TASK DIRECTIONS
Find the line containing "What's the underlying". Reproduce it and every line after it up to the end of the records, exactly as written.

[Stored entries]
==================================================
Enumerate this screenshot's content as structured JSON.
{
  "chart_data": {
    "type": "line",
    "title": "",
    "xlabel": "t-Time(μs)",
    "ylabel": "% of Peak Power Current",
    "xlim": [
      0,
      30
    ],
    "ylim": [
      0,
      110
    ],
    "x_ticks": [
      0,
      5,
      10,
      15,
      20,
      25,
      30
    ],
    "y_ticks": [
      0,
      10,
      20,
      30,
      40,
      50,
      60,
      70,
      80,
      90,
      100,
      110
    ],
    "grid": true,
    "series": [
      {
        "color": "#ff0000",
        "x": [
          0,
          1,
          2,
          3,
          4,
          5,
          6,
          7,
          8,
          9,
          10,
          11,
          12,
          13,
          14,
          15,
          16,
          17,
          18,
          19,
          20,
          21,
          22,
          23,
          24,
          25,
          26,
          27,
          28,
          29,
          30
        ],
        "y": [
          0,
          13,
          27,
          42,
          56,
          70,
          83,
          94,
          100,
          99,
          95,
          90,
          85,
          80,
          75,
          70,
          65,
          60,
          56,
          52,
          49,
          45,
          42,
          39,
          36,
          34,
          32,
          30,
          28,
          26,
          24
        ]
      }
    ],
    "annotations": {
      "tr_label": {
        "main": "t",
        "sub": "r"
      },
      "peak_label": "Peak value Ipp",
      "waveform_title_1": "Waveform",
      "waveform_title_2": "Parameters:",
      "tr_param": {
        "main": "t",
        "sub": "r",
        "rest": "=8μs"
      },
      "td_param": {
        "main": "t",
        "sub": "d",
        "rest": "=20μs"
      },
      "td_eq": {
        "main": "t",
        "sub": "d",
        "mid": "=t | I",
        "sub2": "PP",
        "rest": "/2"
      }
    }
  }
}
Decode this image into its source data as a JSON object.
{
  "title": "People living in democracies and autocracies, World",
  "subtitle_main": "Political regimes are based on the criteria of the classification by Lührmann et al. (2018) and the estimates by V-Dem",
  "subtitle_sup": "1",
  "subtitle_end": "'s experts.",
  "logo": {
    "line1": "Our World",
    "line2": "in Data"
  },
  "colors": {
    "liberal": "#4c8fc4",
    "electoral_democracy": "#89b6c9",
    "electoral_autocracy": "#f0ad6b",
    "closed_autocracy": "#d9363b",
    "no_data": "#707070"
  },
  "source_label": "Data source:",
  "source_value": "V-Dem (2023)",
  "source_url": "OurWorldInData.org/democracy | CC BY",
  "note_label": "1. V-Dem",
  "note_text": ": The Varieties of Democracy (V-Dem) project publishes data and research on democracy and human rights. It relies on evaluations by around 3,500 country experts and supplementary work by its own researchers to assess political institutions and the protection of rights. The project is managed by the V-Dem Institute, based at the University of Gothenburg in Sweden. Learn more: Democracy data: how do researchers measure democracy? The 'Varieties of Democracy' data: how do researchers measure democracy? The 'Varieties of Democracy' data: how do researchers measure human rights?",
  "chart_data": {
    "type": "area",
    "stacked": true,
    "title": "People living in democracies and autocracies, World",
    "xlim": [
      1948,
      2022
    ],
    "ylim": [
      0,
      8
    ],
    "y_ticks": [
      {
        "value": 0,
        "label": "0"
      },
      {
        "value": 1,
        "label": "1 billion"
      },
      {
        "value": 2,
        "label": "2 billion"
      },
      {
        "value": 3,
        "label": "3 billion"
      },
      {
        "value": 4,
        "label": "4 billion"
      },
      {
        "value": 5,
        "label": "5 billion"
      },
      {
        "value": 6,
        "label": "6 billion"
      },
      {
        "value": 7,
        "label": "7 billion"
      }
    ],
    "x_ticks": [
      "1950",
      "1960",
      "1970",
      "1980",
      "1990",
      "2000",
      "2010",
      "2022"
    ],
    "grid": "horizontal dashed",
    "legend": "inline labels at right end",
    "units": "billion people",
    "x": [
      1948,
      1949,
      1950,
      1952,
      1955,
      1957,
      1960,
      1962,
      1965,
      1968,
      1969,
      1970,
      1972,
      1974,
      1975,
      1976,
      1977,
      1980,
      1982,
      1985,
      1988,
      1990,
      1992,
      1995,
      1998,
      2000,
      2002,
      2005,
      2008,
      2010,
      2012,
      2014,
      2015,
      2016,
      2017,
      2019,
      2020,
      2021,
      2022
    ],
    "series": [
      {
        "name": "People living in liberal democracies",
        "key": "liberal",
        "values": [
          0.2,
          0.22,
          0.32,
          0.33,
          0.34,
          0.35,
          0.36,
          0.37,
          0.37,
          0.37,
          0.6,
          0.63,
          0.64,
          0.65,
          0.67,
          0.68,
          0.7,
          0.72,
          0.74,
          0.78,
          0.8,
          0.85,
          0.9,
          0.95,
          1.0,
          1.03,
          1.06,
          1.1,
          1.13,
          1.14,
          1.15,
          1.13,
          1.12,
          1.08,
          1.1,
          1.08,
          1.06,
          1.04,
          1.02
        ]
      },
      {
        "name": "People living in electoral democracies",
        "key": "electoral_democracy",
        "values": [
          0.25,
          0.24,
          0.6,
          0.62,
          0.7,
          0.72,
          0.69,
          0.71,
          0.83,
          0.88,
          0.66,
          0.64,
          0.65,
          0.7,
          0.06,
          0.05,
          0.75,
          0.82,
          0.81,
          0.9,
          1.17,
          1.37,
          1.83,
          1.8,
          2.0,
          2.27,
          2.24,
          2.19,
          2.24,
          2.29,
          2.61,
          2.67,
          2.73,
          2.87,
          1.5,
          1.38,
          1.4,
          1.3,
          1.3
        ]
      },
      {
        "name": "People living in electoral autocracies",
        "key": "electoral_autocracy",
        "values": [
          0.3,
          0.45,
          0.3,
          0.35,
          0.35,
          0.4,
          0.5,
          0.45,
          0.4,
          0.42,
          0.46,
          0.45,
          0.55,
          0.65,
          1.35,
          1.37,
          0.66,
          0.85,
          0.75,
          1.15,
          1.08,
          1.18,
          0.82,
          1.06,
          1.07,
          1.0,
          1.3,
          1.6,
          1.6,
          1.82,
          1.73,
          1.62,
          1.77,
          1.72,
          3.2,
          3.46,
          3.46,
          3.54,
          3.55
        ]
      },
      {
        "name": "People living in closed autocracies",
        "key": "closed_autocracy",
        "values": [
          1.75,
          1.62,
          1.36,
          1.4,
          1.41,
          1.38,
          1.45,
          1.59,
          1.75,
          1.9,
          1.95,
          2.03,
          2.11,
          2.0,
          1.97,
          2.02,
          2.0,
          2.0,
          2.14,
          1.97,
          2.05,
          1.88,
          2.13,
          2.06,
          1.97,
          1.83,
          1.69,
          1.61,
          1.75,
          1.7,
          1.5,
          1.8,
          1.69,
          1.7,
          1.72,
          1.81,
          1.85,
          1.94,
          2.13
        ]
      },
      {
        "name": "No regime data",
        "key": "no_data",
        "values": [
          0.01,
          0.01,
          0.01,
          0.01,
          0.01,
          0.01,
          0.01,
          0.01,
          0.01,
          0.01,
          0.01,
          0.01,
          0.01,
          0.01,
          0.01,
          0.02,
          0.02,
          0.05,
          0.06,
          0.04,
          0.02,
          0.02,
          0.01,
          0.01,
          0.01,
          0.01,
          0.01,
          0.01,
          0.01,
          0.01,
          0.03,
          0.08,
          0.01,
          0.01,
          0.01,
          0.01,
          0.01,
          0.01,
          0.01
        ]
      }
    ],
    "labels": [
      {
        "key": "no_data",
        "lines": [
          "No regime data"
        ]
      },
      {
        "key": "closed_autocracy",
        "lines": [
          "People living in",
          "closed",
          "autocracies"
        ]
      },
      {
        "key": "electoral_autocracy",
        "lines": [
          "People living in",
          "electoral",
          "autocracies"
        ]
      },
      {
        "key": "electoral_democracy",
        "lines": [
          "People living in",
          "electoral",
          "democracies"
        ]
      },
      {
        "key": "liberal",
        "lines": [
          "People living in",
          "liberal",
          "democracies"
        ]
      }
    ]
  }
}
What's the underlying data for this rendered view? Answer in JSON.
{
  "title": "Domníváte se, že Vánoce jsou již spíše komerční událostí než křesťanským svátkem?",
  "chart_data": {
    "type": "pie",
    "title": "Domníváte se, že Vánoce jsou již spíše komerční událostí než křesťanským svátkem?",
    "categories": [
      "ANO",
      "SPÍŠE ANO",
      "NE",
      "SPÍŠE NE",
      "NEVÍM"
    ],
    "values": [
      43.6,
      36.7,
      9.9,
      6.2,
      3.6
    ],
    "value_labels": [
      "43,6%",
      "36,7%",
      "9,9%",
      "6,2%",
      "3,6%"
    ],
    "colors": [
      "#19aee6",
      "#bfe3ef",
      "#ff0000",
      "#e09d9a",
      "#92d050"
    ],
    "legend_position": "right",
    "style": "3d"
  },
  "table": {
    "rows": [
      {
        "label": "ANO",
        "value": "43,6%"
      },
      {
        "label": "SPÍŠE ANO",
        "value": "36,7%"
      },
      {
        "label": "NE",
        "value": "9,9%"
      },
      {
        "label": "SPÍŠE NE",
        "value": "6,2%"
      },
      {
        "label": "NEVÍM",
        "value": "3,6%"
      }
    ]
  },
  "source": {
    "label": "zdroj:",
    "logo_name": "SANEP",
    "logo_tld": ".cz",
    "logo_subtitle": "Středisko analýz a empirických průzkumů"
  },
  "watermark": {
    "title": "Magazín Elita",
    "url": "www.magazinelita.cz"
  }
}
==================================================
CORRECT RESPONSE
What's the underlying data for this rendered view? Answer in JSON.
{
  "title": "Domníváte se, že Vánoce jsou již spíše komerční událostí než křesťanským svátkem?",
  "chart_data": {
    "type": "pie",
    "title": "Domníváte se, že Vánoce jsou již spíše komerční událostí než křesťanským svátkem?",
    "categories": [
      "ANO",
      "SPÍŠE ANO",
      "NE",
      "SPÍŠE NE",
      "NEVÍM"
    ],
    "values": [
      43.6,
      36.7,
      9.9,
      6.2,
      3.6
    ],
    "value_labels": [
      "43,6%",
      "36,7%",
      "9,9%",
      "6,2%",
      "3,6%"
    ],
    "colors": [
      "#19aee6",
      "#bfe3ef",
      "#ff0000",
      "#e09d9a",
      "#92d050"
    ],
    "legend_position": "right",
    "style": "3d"
  },
  "table": {
    "rows": [
      {
        "label": "ANO",
        "value": "43,6%"
      },
      {
        "label": "SPÍŠE ANO",
        "value": "36,7%"
      },
      {
        "label": "NE",
        "value": "9,9%"
      },
      {
        "label": "SPÍŠE NE",
        "value": "6,2%"
      },
      {
        "label": "NEVÍM",
        "value": "3,6%"
      }
    ]
  },
  "source": {
    "label": "zdroj:",
    "logo_name": "SANEP",
    "logo_tld": ".cz",
    "logo_subtitle": "Středisko analýz a empirických průzkumů"
  },
  "watermark": {
    "title": "Magazín Elita",
    "url": "www.magazinelita.cz"
  }
}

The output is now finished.